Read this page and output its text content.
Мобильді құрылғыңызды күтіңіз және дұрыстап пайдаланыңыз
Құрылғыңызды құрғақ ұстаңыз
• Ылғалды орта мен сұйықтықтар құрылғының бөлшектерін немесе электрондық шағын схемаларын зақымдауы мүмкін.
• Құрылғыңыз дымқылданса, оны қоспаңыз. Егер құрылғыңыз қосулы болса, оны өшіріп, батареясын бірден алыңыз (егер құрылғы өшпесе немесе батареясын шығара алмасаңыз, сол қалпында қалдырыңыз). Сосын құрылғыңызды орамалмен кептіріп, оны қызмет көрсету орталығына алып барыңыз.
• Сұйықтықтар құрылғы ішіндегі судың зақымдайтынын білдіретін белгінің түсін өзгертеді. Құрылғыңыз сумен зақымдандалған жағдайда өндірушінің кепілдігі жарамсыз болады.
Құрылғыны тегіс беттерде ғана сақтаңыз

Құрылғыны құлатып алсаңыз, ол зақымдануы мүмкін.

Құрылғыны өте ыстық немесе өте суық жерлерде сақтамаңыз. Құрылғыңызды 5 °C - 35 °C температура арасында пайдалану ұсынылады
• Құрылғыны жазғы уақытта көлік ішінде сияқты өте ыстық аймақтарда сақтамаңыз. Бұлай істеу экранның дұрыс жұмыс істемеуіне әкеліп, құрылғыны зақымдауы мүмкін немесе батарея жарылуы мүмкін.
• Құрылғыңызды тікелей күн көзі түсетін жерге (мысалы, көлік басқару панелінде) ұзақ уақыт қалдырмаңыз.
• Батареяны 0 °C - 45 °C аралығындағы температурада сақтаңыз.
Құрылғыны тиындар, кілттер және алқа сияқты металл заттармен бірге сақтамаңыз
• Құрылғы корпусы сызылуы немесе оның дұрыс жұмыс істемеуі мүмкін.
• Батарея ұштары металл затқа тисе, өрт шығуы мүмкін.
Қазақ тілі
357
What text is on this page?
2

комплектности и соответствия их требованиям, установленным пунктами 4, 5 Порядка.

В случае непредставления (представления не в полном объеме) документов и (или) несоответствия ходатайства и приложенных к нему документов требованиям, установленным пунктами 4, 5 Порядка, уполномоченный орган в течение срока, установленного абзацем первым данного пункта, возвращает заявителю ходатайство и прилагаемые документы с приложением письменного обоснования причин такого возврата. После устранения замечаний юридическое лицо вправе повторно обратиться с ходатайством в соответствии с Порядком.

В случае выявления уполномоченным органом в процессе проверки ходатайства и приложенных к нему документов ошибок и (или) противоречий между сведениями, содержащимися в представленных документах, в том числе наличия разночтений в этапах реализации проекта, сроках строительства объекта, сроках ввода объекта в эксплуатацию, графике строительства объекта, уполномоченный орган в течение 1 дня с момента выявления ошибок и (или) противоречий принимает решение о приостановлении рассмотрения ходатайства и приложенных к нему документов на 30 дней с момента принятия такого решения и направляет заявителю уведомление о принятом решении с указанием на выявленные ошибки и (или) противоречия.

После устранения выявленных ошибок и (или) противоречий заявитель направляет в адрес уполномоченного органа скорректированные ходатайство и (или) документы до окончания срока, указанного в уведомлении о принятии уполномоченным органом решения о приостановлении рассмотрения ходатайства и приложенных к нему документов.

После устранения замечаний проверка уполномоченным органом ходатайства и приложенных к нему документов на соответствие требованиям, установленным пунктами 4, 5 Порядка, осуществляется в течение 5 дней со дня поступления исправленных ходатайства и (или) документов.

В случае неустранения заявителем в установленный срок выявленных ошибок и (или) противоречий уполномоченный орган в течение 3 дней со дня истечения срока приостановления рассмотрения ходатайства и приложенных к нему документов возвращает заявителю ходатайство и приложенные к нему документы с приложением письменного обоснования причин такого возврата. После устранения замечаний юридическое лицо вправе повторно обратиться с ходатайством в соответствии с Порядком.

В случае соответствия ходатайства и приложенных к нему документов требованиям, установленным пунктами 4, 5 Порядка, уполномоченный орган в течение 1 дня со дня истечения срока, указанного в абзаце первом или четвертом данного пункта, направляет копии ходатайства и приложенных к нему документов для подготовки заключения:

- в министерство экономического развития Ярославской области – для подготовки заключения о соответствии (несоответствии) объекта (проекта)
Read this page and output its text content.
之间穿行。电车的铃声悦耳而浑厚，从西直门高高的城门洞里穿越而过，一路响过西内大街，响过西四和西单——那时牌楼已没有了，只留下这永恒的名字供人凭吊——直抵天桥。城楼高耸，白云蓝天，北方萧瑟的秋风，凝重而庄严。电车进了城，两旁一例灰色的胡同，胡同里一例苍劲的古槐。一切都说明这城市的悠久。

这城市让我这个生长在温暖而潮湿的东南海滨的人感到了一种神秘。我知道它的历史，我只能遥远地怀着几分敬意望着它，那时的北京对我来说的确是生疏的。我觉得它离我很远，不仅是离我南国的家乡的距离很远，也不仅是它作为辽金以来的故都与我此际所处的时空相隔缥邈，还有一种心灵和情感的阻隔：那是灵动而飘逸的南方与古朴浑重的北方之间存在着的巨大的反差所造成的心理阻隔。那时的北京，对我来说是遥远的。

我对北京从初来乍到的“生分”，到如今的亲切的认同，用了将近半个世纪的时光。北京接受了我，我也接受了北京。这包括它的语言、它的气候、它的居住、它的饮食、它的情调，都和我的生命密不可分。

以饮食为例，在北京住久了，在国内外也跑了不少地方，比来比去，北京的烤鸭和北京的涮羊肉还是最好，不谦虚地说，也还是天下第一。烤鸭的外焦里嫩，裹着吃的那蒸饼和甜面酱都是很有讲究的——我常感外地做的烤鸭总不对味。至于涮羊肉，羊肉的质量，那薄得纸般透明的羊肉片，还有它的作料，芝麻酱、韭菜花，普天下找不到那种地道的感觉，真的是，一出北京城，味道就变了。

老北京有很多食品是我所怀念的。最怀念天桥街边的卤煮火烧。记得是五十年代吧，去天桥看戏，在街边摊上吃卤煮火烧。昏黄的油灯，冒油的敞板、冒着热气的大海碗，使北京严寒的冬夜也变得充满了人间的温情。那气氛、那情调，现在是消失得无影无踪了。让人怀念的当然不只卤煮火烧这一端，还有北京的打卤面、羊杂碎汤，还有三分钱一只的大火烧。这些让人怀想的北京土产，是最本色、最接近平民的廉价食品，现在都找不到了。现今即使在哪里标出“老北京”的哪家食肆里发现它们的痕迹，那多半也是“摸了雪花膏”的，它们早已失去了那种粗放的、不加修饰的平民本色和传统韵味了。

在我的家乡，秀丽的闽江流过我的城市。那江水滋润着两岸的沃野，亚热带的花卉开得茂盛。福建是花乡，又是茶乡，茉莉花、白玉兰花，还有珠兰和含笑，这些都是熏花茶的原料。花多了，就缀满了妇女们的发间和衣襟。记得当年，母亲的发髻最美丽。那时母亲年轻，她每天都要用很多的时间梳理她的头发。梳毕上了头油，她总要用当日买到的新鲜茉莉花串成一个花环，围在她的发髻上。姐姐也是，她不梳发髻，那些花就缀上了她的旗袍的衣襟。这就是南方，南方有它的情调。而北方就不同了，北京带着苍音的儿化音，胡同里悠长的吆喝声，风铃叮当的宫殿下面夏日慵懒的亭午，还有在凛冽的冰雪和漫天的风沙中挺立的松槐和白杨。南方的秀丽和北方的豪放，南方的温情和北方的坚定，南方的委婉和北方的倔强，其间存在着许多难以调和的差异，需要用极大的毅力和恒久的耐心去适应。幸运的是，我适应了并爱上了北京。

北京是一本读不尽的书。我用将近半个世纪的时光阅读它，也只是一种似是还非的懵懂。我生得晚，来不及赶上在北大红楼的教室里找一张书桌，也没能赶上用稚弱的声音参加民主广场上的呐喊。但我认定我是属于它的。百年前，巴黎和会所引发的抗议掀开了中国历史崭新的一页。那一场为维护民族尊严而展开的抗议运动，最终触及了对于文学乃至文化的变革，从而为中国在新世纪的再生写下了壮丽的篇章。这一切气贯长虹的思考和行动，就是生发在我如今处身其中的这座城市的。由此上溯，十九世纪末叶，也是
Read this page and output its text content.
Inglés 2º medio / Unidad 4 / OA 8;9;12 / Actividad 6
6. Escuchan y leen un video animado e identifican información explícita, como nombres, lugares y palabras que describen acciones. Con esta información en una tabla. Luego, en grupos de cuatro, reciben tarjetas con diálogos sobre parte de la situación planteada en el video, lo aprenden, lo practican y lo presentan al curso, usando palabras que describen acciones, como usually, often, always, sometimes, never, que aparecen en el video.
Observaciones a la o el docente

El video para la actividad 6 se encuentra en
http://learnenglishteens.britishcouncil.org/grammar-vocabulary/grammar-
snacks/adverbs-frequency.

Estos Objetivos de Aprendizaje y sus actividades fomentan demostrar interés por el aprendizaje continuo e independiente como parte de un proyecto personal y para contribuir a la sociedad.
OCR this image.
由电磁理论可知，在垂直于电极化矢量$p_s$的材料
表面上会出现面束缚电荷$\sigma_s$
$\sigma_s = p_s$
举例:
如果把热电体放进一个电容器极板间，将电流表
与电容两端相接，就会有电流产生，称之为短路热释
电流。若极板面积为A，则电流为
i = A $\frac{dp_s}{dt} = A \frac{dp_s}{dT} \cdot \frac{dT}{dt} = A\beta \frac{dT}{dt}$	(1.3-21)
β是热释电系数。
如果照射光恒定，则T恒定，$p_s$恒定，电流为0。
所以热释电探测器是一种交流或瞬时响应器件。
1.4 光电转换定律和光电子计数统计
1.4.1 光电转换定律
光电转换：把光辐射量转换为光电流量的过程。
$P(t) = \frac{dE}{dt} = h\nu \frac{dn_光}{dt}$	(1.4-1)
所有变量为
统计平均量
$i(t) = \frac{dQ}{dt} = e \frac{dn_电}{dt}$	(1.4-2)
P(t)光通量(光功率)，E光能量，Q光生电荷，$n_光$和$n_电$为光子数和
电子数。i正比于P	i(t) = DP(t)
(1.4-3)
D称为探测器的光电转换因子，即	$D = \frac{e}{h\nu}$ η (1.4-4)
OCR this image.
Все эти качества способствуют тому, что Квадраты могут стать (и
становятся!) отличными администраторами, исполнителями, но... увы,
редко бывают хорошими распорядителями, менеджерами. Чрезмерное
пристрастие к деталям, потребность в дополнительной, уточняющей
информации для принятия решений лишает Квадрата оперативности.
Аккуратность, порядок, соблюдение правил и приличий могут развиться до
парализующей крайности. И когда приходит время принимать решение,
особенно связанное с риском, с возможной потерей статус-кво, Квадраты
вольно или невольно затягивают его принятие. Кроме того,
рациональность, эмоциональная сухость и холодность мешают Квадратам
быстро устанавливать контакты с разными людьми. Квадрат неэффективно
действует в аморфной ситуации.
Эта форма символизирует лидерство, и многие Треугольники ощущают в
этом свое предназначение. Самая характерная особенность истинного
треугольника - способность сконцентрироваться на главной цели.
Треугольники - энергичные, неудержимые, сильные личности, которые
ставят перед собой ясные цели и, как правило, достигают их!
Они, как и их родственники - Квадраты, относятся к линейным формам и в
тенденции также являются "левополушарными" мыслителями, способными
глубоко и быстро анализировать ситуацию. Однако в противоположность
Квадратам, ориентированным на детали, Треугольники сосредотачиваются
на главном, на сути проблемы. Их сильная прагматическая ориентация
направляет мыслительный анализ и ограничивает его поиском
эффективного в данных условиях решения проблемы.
========
*DIRECTION*. Gather up the lines that contain the word "проблемы".

*THE REPLY*.
на главном, на сути проблемы. Их сильная прагматическая ориентация
эффективного в данных условиях решения проблемы.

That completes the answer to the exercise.